*DATA PROVIDED:*
⁂

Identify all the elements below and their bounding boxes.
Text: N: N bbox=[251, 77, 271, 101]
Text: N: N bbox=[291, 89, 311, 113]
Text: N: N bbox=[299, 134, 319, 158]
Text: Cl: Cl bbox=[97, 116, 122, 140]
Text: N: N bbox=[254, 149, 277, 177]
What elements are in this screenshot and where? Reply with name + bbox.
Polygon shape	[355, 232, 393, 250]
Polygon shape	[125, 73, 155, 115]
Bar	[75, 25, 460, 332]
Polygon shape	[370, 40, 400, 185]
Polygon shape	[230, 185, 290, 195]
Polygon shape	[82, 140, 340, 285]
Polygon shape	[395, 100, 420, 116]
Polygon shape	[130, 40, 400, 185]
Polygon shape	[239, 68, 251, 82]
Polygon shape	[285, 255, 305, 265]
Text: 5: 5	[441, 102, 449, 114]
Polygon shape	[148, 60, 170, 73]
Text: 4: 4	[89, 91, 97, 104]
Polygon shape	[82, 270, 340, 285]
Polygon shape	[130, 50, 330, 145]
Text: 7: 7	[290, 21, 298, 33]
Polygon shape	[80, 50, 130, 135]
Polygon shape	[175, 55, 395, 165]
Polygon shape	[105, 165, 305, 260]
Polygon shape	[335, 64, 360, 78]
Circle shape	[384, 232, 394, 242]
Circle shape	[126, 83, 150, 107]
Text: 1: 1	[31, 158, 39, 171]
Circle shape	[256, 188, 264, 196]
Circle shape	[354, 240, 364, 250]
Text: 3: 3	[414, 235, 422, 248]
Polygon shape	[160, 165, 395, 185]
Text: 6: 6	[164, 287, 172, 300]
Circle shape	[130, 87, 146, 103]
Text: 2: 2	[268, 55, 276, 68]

⁂

Please rewrite the listing above, changing each "Polygon shape" to "Polygon" and leaving everything else as it is.

*THE RESPONSE:*
Identify all the elements below and their bounding boxes.
Text: N: N bbox=[251, 77, 271, 101]
Text: N: N bbox=[291, 89, 311, 113]
Text: N: N bbox=[299, 134, 319, 158]
Text: Cl: Cl bbox=[97, 116, 122, 140]
Text: N: N bbox=[254, 149, 277, 177]
What elements are in this screenshot and where? Reply with name + bbox.
Polygon	[355, 232, 393, 250]
Polygon	[125, 73, 155, 115]
Bar	[75, 25, 460, 332]
Polygon	[370, 40, 400, 185]
Polygon	[230, 185, 290, 195]
Polygon	[82, 140, 340, 285]
Polygon	[395, 100, 420, 116]
Polygon	[130, 40, 400, 185]
Polygon	[239, 68, 251, 82]
Polygon	[285, 255, 305, 265]
Text: 5: 5	[441, 102, 449, 114]
Polygon	[148, 60, 170, 73]
Text: 4: 4	[89, 91, 97, 104]
Polygon	[82, 270, 340, 285]
Polygon	[130, 50, 330, 145]
Text: 7: 7	[290, 21, 298, 33]
Polygon	[80, 50, 130, 135]
Polygon	[175, 55, 395, 165]
Polygon	[105, 165, 305, 260]
Polygon	[335, 64, 360, 78]
Circle shape	[384, 232, 394, 242]
Circle shape	[126, 83, 150, 107]
Text: 1: 1	[31, 158, 39, 171]
Circle shape	[256, 188, 264, 196]
Circle shape	[354, 240, 364, 250]
Text: 3: 3	[414, 235, 422, 248]
Polygon	[160, 165, 395, 185]
Text: 6: 6	[164, 287, 172, 300]
Circle shape	[130, 87, 146, 103]
Text: 2: 2	[268, 55, 276, 68]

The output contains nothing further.